*PASSAGE GIVEN*:
+ + + + + + +

State v. Lucius
2019 Ohio 741
Ohio Ct. App.2019Background
- Defendant Scott J. Lucius adopted five children (two foster-adopted, three great-nieces/nephew). Allegations of physical abuse arose after children disclosed incidents.
- Superseding indictment charged multiple counts against Lucius (felonious assault and multiple endangering-children counts); plea agreement reduced charges.
- Lucius pled guilty to one third-degree Endangering Children count (relating to S.L.) and one amended fourth-degree Attempted Endangering Children count (relating to L.L.) and consented to permanent custody transfer of all five children.
- At sentencing the court viewed photographic evidence of severe injuries to a seven‑year‑old and a three‑year‑old; Lucius urged mitigation (age, health, remorse, minimal prior record) and sought leniency.
- The trial court imposed maximum terms for each conviction (36 months and 18 months) to run consecutively (54 months total), finding consecutive sentences necessary to punish/protect the public and noting community-control status and prior criminal history.
- Lucius appealed, arguing (1) the record did not support consecutive sentences under R.C. 2929.14(C)(4), and (2) the aggregate sentence was cruel and unusual (Eighth Amendment). The appellate court affirmed.

+ + + + + + +

*INFORMATION SUPPLIED*:
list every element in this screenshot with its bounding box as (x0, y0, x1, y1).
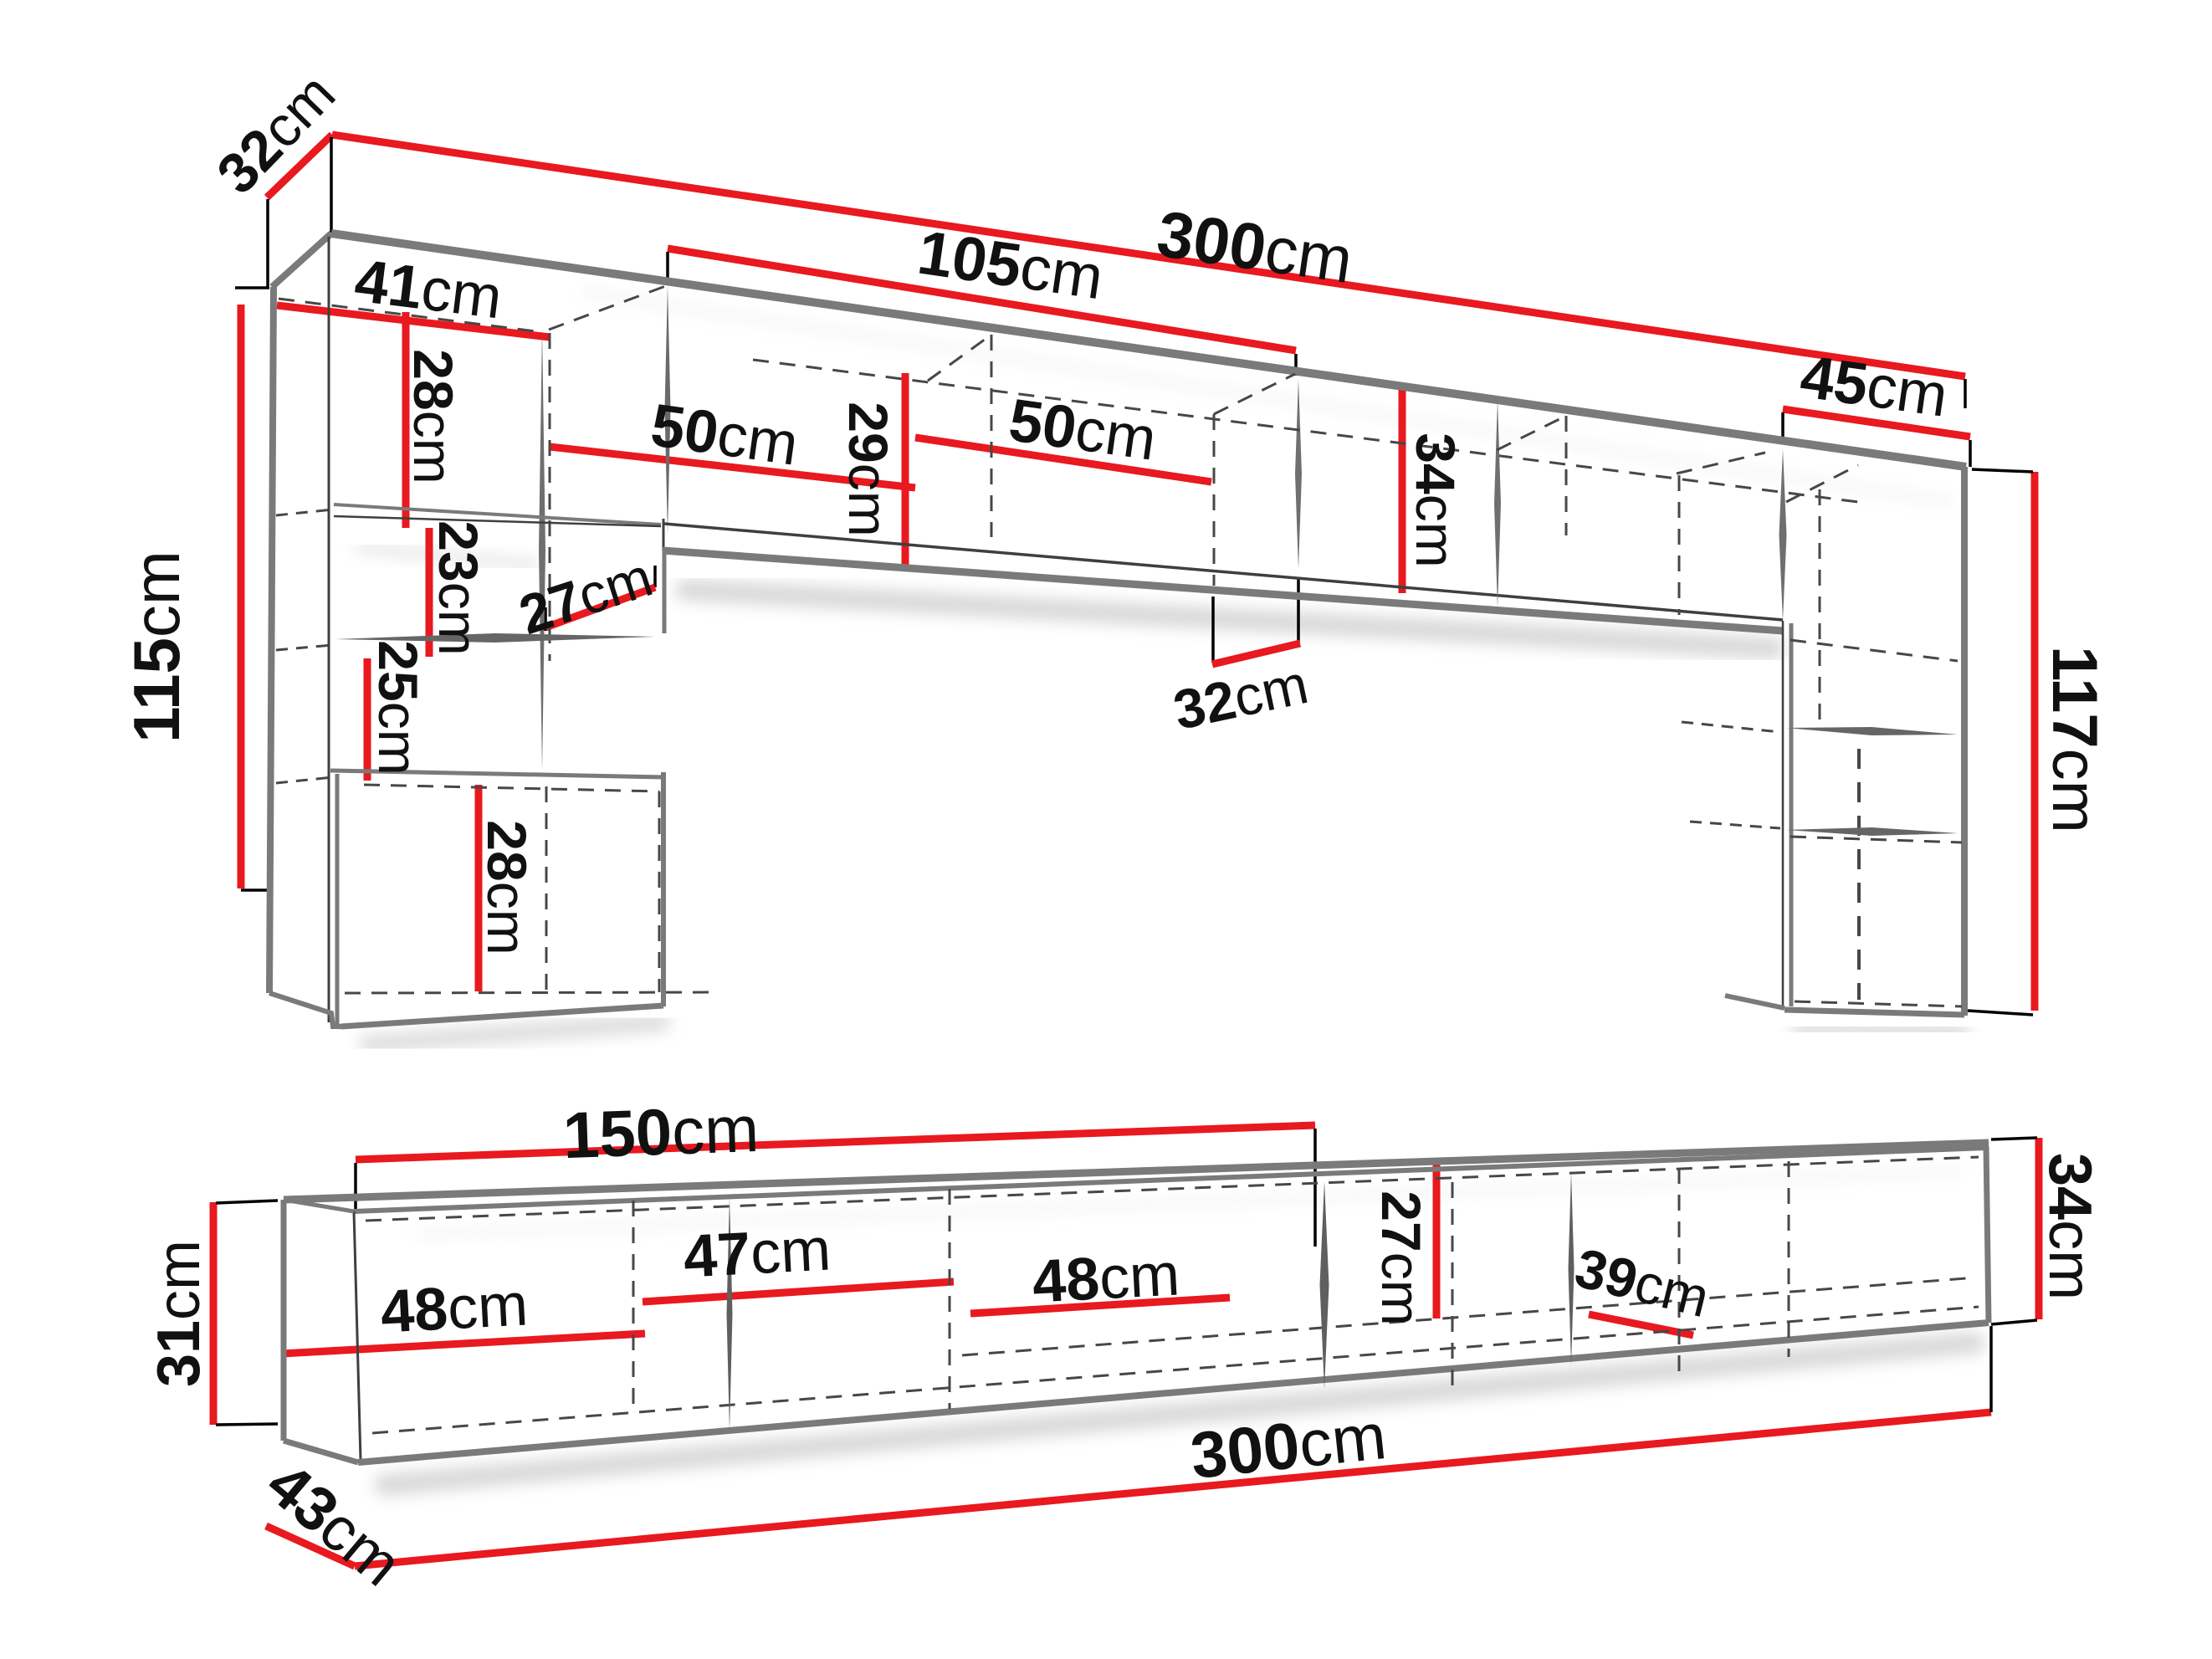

+ + + + + + +

*LIST OF TASKS*:
1/ In the case summary, what total prison term did the trial court impose on Lucius?
2/ From the case summary, extract everything from "State v. Lucius" down to "children disclosed incidents.".
Rely on the case summary alone, not on the lines.

*ANSWERS FOR THE EXERCISE*:
1/ 54 months, made up of 36 months and 18 months run consecutively.

2/
State v. Lucius
2019 Ohio 741
Ohio Ct. App.2019Background
- Defendant Scott J. Lucius adopted five children (two foster-adopted, three great-nieces/nephew). Allegations of physical abuse arose after children disclosed incidents.